### [Work instructions]
Records follow. Select each line holding "Presentasi".

-- Start --

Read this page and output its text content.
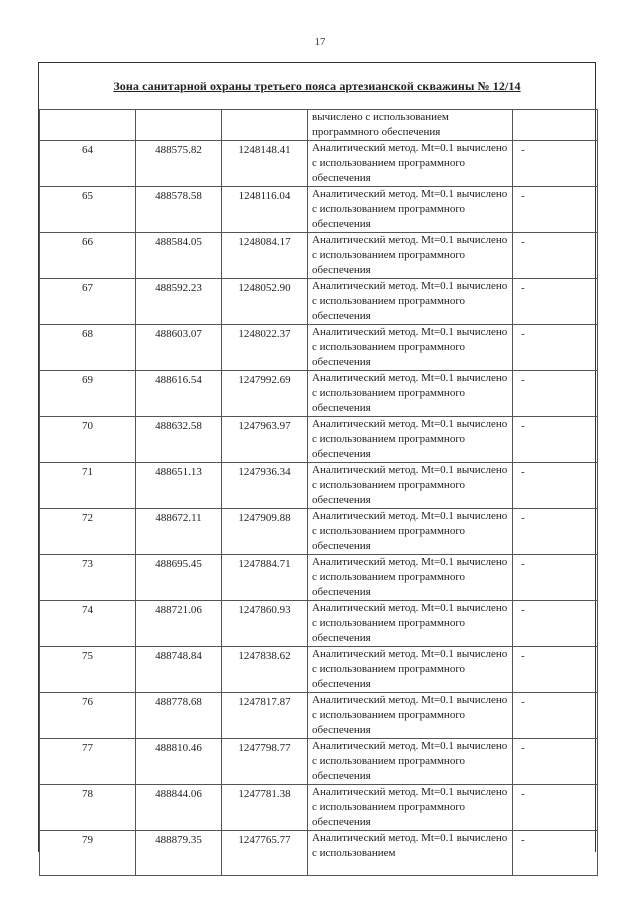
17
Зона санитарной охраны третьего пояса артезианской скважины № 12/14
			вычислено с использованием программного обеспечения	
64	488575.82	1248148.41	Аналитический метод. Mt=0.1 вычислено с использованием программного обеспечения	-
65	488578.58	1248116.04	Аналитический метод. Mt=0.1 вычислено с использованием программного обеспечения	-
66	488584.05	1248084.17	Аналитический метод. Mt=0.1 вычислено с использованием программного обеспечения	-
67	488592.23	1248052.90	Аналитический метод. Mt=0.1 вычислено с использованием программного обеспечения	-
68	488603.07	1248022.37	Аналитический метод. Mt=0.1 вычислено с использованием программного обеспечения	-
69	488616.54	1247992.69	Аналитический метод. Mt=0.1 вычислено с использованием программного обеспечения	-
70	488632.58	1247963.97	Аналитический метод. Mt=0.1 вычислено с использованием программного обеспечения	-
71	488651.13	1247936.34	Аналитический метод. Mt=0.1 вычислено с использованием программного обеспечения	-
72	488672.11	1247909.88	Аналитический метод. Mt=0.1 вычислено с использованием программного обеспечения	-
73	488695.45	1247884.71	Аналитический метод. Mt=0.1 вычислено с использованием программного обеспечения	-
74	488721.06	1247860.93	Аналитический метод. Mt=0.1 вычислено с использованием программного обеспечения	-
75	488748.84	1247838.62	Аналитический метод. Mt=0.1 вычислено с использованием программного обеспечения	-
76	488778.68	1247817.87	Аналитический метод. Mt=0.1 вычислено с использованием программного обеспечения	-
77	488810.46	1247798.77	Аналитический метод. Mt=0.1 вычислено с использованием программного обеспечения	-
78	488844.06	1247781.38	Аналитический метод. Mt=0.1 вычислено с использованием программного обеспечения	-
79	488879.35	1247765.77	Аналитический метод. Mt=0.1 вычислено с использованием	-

-- End --
-- Start --

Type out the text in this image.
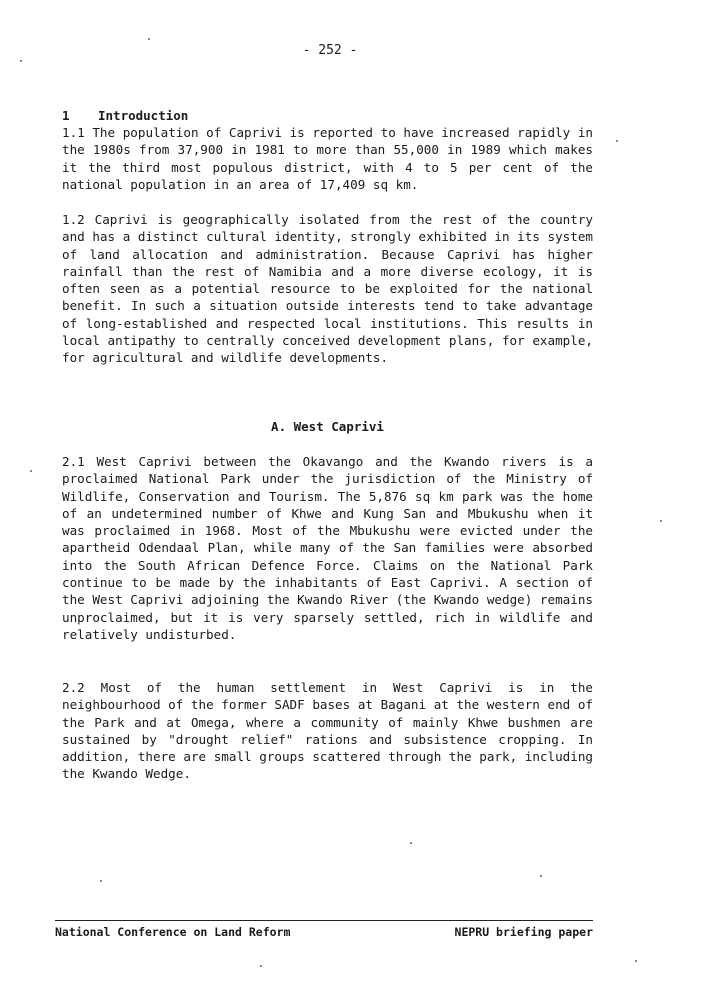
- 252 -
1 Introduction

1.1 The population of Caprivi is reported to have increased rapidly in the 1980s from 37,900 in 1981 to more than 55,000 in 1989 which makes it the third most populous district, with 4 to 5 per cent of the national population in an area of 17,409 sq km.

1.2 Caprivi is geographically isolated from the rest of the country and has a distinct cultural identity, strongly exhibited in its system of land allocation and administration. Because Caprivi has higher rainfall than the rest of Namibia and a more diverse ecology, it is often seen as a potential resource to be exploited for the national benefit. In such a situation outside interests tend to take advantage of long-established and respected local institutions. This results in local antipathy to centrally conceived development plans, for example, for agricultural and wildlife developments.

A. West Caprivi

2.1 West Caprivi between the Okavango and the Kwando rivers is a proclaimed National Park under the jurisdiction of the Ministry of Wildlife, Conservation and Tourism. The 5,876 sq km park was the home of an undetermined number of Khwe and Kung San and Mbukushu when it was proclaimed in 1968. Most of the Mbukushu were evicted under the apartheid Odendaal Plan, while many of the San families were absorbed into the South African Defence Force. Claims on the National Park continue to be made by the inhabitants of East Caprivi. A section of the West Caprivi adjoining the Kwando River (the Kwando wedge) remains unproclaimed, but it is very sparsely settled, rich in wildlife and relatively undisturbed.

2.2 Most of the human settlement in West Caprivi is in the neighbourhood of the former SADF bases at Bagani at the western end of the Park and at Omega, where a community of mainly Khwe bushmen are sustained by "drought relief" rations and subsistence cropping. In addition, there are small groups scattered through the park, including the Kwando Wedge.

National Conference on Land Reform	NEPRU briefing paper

-- End --
-- Start --

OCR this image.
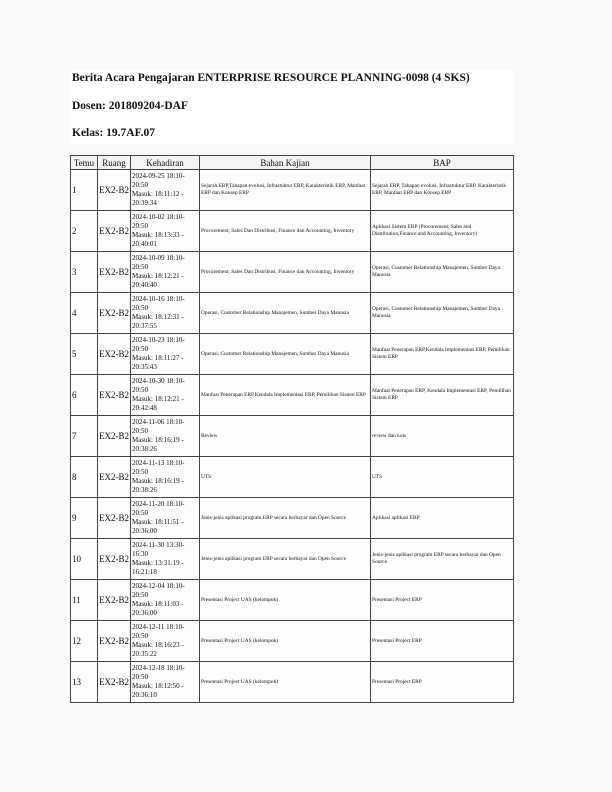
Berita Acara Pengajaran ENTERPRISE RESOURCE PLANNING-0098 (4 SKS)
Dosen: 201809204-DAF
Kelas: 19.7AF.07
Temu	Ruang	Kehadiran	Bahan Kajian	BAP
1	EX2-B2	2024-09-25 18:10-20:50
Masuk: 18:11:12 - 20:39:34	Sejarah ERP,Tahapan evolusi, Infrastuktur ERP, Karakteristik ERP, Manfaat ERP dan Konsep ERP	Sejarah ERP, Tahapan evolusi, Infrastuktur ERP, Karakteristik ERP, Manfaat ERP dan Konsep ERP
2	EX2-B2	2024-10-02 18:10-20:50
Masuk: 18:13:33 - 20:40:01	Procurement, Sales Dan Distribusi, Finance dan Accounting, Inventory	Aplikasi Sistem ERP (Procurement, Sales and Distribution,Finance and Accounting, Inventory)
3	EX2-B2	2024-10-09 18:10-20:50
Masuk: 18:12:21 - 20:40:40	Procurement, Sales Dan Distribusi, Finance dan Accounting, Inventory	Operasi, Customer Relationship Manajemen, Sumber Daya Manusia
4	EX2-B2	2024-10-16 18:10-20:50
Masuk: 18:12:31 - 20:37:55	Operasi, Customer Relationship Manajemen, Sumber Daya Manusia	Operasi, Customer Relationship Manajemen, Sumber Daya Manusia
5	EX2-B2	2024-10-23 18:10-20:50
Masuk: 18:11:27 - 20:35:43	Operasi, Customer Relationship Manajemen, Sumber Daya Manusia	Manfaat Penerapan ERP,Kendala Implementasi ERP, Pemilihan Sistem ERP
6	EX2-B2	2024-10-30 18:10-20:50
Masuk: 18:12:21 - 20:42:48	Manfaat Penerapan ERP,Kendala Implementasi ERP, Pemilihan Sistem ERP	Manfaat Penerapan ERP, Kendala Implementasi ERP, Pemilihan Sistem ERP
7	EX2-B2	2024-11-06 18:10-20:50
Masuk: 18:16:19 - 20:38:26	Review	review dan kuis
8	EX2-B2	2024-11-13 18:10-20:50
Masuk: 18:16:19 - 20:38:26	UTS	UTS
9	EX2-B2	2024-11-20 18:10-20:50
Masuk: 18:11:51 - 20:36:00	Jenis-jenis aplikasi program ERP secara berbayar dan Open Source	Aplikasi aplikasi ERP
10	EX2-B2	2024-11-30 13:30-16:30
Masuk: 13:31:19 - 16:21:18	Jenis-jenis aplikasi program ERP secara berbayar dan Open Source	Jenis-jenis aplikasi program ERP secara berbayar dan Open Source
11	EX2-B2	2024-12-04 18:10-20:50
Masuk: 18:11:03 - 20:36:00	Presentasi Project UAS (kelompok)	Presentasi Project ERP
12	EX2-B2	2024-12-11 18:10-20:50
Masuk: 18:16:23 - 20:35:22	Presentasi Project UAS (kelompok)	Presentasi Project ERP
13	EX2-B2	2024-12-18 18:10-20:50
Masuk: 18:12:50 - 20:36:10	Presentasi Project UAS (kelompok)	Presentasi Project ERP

-- End --

### [Expected answer]
Masuk: 18:11:03 - 20:36:00	Presentasi Project UAS (kelompok)	Presentasi Project ERP
Masuk: 18:16:23 - 20:35:22	Presentasi Project UAS (kelompok)	Presentasi Project ERP
Masuk: 18:12:50 - 20:36:10	Presentasi Project UAS (kelompok)	Presentasi Project ERP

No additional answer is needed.